Exercise prompt: Locate the lines of the listing below that hold "text", then copy each of them.

----------

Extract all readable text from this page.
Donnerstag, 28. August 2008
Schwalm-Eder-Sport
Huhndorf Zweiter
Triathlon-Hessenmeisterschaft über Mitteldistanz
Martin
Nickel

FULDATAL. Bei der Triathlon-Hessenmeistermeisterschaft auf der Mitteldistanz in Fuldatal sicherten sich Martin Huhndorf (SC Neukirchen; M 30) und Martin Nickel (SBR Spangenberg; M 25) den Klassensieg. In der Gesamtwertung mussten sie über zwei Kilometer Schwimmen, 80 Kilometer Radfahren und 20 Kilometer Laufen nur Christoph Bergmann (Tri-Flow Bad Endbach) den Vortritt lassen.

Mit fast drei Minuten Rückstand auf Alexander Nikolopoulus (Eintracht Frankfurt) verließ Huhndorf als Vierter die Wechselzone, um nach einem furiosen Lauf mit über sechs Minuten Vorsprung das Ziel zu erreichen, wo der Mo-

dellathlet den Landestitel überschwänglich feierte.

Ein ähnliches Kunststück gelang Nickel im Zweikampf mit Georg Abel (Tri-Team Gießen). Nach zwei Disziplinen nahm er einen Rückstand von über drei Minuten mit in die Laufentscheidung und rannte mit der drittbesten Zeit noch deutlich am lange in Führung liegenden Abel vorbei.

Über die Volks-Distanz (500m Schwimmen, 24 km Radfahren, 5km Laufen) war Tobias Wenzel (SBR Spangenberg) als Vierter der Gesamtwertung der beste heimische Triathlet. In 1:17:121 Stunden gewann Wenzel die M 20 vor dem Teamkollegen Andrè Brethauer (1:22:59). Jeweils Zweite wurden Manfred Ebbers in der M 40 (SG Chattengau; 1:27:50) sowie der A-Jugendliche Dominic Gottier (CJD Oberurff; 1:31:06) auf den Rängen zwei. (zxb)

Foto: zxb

----------

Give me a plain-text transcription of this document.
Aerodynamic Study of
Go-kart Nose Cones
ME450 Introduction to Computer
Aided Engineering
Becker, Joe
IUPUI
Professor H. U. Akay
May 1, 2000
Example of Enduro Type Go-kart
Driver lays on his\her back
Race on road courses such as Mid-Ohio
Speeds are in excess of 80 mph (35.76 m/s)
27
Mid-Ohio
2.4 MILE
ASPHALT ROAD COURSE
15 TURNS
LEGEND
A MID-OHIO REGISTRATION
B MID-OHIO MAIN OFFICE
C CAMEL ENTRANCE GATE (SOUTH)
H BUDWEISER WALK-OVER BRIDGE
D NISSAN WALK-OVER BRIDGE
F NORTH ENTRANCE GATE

----------

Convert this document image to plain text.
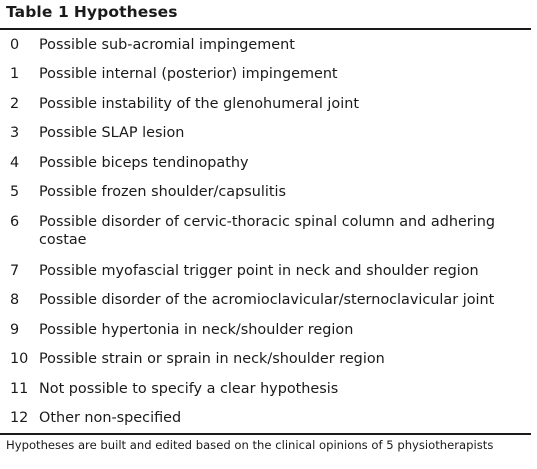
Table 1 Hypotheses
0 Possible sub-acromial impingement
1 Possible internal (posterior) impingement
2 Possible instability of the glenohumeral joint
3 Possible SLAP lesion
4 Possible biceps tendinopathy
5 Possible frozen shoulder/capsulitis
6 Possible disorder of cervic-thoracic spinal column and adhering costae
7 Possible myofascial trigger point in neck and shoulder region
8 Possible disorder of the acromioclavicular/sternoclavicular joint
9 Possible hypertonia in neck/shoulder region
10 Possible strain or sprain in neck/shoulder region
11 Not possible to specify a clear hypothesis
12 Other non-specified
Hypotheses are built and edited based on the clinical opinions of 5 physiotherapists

----------

Exercise solution:
Extract all readable text from this page.
Give me a plain-text transcription of this document.
Convert this document image to plain text.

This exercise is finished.